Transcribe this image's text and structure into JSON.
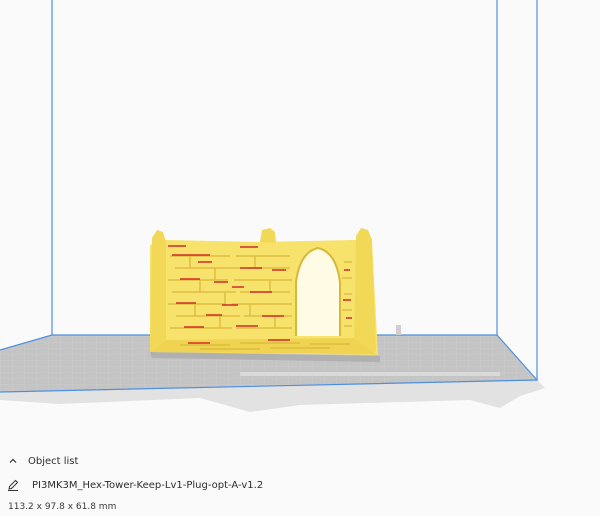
{
  "object_list": {
    "label": "Object list",
    "toggle_icon": "chevron-up-icon"
  },
  "object": {
    "name": "PI3MK3M_Hex-Tower-Keep-Lv1-Plug-opt-A-v1.2",
    "edit_icon": "pencil-icon",
    "dimensions": "113.2 x 97.8 x 61.8 mm"
  },
  "colors": {
    "model": "#f7e26b",
    "model_shadow": "#d9b73a",
    "overhang": "#d42a2a",
    "volume_lines": "#4d8fe0",
    "build_plate": "#b8b8b8"
  }
}
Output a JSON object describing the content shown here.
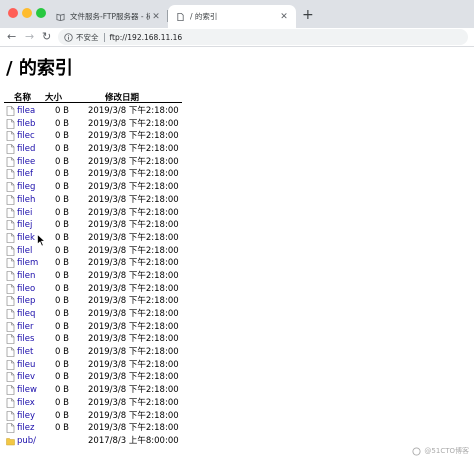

◆ WHAT IS BEING ASKED
Return each line from the material above exactly, but not the pictures.

◆ OUTPUT OF THE TASK
Transcribe this image's text and structure into JSON.
{
  "object_list": {
    "label": "Object list",
    "toggle_icon": "chevron-up-icon"
  },
  "object": {
    "name": "PI3MK3M_Hex-Tower-Keep-Lv1-Plug-opt-A-v1.2",
    "edit_icon": "pencil-icon",
    "dimensions": "113.2 x 97.8 x 61.8 mm"
  },
  "colors": {
    "model": "#f7e26b",
    "model_shadow": "#d9b73a",
    "overhang": "#d42a2a",
    "volume_lines": "#4d8fe0",
    "build_plate": "#b8b8b8"
  }
}
Output a JSON object describing the content shown here.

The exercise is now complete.